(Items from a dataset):
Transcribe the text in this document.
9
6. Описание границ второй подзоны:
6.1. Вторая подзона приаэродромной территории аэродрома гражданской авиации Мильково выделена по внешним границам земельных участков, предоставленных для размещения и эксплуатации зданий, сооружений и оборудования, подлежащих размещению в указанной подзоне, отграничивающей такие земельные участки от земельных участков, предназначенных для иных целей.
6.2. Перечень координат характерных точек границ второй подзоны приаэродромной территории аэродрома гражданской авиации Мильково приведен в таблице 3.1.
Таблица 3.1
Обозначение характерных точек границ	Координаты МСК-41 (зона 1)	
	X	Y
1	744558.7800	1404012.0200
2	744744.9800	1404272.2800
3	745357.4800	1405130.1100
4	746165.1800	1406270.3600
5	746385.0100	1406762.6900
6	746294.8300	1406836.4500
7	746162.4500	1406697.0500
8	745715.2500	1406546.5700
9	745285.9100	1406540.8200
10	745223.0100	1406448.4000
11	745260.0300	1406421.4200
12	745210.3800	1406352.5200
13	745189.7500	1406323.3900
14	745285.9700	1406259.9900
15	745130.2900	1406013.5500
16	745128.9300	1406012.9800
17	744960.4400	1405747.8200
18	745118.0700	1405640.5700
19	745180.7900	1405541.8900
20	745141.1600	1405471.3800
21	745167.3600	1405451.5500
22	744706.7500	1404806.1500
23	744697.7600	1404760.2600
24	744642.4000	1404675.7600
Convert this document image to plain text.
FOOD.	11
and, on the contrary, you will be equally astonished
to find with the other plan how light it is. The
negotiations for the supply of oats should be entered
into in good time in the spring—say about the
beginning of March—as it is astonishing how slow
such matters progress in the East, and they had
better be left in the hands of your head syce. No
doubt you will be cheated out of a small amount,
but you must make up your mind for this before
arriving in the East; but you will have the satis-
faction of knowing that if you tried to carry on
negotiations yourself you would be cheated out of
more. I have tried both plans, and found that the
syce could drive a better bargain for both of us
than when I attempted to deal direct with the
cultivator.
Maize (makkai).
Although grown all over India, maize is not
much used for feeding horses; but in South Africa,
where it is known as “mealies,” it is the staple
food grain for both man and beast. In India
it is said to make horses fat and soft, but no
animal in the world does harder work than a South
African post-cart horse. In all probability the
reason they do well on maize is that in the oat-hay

(THE REQUEST):
Every entry in the listing must be retyped exactly.

(TASK ANSWER):
Transcribe the text in this document.
9
6. Описание границ второй подзоны:
6.1. Вторая подзона приаэродромной территории аэродрома гражданской авиации Мильково выделена по внешним границам земельных участков, предоставленных для размещения и эксплуатации зданий, сооружений и оборудования, подлежащих размещению в указанной подзоне, отграничивающей такие земельные участки от земельных участков, предназначенных для иных целей.
6.2. Перечень координат характерных точек границ второй подзоны приаэродромной территории аэродрома гражданской авиации Мильково приведен в таблице 3.1.
Таблица 3.1
Обозначение характерных точек границ	Координаты МСК-41 (зона 1)	
	X	Y
1	744558.7800	1404012.0200
2	744744.9800	1404272.2800
3	745357.4800	1405130.1100
4	746165.1800	1406270.3600
5	746385.0100	1406762.6900
6	746294.8300	1406836.4500
7	746162.4500	1406697.0500
8	745715.2500	1406546.5700
9	745285.9100	1406540.8200
10	745223.0100	1406448.4000
11	745260.0300	1406421.4200
12	745210.3800	1406352.5200
13	745189.7500	1406323.3900
14	745285.9700	1406259.9900
15	745130.2900	1406013.5500
16	745128.9300	1406012.9800
17	744960.4400	1405747.8200
18	745118.0700	1405640.5700
19	745180.7900	1405541.8900
20	745141.1600	1405471.3800
21	745167.3600	1405451.5500
22	744706.7500	1404806.1500
23	744697.7600	1404760.2600
24	744642.4000	1404675.7600
Convert this document image to plain text.
FOOD.	11
and, on the contrary, you will be equally astonished
to find with the other plan how light it is. The
negotiations for the supply of oats should be entered
into in good time in the spring—say about the
beginning of March—as it is astonishing how slow
such matters progress in the East, and they had
better be left in the hands of your head syce. No
doubt you will be cheated out of a small amount,
but you must make up your mind for this before
arriving in the East; but you will have the satis-
faction of knowing that if you tried to carry on
negotiations yourself you would be cheated out of
more. I have tried both plans, and found that the
syce could drive a better bargain for both of us
than when I attempted to deal direct with the
cultivator.
Maize (makkai).
Although grown all over India, maize is not
much used for feeding horses; but in South Africa,
where it is known as “mealies,” it is the staple
food grain for both man and beast. In India
it is said to make horses fat and soft, but no
animal in the world does harder work than a South
African post-cart horse. In all probability the
reason they do well on maize is that in the oat-hay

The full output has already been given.